>> BEGIN TASK INPUTS
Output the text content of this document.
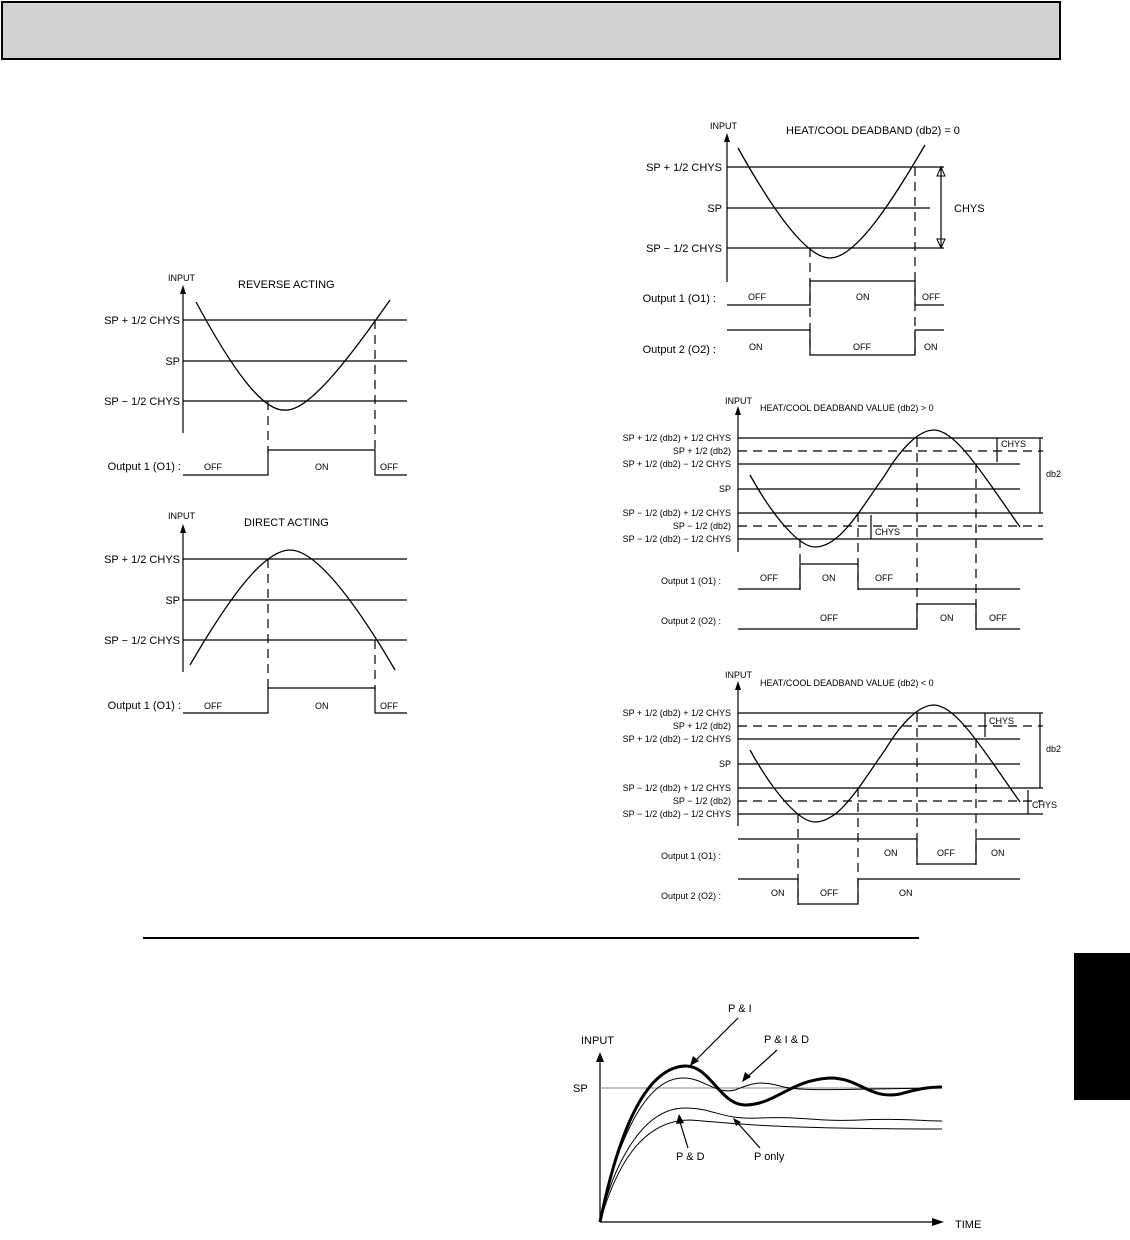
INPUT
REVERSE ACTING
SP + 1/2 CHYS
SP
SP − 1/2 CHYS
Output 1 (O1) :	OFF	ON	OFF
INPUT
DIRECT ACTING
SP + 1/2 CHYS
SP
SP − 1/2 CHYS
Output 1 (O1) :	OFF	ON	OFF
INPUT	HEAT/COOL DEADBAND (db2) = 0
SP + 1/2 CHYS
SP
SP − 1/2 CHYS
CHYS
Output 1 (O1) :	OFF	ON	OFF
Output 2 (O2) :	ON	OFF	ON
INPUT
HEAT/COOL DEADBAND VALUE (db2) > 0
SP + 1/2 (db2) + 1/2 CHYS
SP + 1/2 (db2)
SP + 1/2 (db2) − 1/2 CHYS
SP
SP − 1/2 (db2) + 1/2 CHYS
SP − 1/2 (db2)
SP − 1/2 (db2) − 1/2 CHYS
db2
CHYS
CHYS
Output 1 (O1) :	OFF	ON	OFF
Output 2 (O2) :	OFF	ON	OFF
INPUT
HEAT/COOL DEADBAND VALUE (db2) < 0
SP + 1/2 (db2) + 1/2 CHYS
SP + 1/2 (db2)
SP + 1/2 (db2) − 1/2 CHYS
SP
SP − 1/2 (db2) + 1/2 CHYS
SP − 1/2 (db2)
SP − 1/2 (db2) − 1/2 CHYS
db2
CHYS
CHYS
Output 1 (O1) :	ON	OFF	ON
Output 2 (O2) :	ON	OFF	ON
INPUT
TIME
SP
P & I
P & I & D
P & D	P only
>> END TASK INPUTS
Repeat the material above word for word and skip every image in it.

Output the text content of this document.
INPUT
REVERSE ACTING
SP + 1/2 CHYS
SP
SP − 1/2 CHYS
Output 1 (O1) :	OFF	ON	OFF
INPUT
DIRECT ACTING
SP + 1/2 CHYS
SP
SP − 1/2 CHYS
Output 1 (O1) :	OFF	ON	OFF
INPUT	HEAT/COOL DEADBAND (db2) = 0
SP + 1/2 CHYS
SP
SP − 1/2 CHYS
CHYS
Output 1 (O1) :	OFF	ON	OFF
Output 2 (O2) :	ON	OFF	ON
INPUT
HEAT/COOL DEADBAND VALUE (db2) > 0
SP + 1/2 (db2) + 1/2 CHYS
SP + 1/2 (db2)
SP + 1/2 (db2) − 1/2 CHYS
SP
SP − 1/2 (db2) + 1/2 CHYS
SP − 1/2 (db2)
SP − 1/2 (db2) − 1/2 CHYS
db2
CHYS
CHYS
Output 1 (O1) :	OFF	ON	OFF
Output 2 (O2) :	OFF	ON	OFF
INPUT
HEAT/COOL DEADBAND VALUE (db2) < 0
SP + 1/2 (db2) + 1/2 CHYS
SP + 1/2 (db2)
SP + 1/2 (db2) − 1/2 CHYS
SP
SP − 1/2 (db2) + 1/2 CHYS
SP − 1/2 (db2)
SP − 1/2 (db2) − 1/2 CHYS
db2
CHYS
CHYS
Output 1 (O1) :	ON	OFF	ON
Output 2 (O2) :	ON	OFF	ON
INPUT
TIME
SP
P & I
P & I & D
P & D	P only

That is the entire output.